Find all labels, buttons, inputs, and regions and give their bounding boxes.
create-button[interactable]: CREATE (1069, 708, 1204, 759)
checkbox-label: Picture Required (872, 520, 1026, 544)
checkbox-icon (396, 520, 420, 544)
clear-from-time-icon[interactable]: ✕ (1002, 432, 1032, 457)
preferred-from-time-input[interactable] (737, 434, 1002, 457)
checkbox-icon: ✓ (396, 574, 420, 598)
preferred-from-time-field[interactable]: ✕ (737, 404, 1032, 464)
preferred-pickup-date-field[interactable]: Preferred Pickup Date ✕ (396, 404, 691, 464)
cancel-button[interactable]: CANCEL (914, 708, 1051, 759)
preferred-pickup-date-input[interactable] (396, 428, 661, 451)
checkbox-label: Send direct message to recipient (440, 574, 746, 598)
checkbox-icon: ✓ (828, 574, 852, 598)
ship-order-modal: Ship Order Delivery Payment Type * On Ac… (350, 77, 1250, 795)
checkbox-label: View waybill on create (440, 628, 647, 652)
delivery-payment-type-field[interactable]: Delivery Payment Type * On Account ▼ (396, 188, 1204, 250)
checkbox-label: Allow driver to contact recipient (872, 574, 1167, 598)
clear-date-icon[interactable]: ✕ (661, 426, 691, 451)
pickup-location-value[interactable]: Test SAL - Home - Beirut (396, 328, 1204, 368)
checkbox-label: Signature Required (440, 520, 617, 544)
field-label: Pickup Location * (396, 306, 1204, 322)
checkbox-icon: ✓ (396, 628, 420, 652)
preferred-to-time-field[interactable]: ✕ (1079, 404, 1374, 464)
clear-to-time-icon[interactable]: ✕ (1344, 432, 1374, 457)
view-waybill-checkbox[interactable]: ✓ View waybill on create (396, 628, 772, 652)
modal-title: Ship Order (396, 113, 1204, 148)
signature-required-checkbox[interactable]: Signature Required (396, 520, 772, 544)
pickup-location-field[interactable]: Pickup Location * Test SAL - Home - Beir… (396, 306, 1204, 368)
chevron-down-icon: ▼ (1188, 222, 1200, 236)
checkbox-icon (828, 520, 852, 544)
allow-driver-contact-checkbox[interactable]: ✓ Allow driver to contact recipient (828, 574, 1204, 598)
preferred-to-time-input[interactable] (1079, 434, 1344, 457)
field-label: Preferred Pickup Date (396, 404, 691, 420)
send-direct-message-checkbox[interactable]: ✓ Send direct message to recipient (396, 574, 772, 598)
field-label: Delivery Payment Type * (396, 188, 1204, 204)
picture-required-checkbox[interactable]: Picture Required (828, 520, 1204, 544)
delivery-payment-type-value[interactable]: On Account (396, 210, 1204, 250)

##########

• [WHAT TO PRODUCE]: Retype the lines above character for character.

• [EXERCISE SOLUTION]:
Find all labels, buttons, inputs, and regions and give their bounding boxes.
create-button[interactable]: CREATE (1069, 708, 1204, 759)
checkbox-label: Picture Required (872, 520, 1026, 544)
checkbox-icon (396, 520, 420, 544)
clear-from-time-icon[interactable]: ✕ (1002, 432, 1032, 457)
preferred-from-time-input[interactable] (737, 434, 1002, 457)
checkbox-icon: ✓ (396, 574, 420, 598)
preferred-from-time-field[interactable]: ✕ (737, 404, 1032, 464)
preferred-pickup-date-field[interactable]: Preferred Pickup Date ✕ (396, 404, 691, 464)
cancel-button[interactable]: CANCEL (914, 708, 1051, 759)
preferred-pickup-date-input[interactable] (396, 428, 661, 451)
checkbox-label: Send direct message to recipient (440, 574, 746, 598)
checkbox-icon: ✓ (828, 574, 852, 598)
ship-order-modal: Ship Order Delivery Payment Type * On Ac… (350, 77, 1250, 795)
checkbox-label: View waybill on create (440, 628, 647, 652)
delivery-payment-type-field[interactable]: Delivery Payment Type * On Account ▼ (396, 188, 1204, 250)
checkbox-label: Allow driver to contact recipient (872, 574, 1167, 598)
clear-date-icon[interactable]: ✕ (661, 426, 691, 451)
pickup-location-value[interactable]: Test SAL - Home - Beirut (396, 328, 1204, 368)
checkbox-label: Signature Required (440, 520, 617, 544)
field-label: Pickup Location * (396, 306, 1204, 322)
checkbox-icon: ✓ (396, 628, 420, 652)
preferred-to-time-field[interactable]: ✕ (1079, 404, 1374, 464)
clear-to-time-icon[interactable]: ✕ (1344, 432, 1374, 457)
view-waybill-checkbox[interactable]: ✓ View waybill on create (396, 628, 772, 652)
modal-title: Ship Order (396, 113, 1204, 148)
signature-required-checkbox[interactable]: Signature Required (396, 520, 772, 544)
pickup-location-field[interactable]: Pickup Location * Test SAL - Home - Beir… (396, 306, 1204, 368)
chevron-down-icon: ▼ (1188, 222, 1200, 236)
checkbox-icon (828, 520, 852, 544)
allow-driver-contact-checkbox[interactable]: ✓ Allow driver to contact recipient (828, 574, 1204, 598)
preferred-to-time-input[interactable] (1079, 434, 1344, 457)
field-label: Preferred Pickup Date (396, 404, 691, 420)
send-direct-message-checkbox[interactable]: ✓ Send direct message to recipient (396, 574, 772, 598)
field-label: Delivery Payment Type * (396, 188, 1204, 204)
picture-required-checkbox[interactable]: Picture Required (828, 520, 1204, 544)
delivery-payment-type-value[interactable]: On Account (396, 210, 1204, 250)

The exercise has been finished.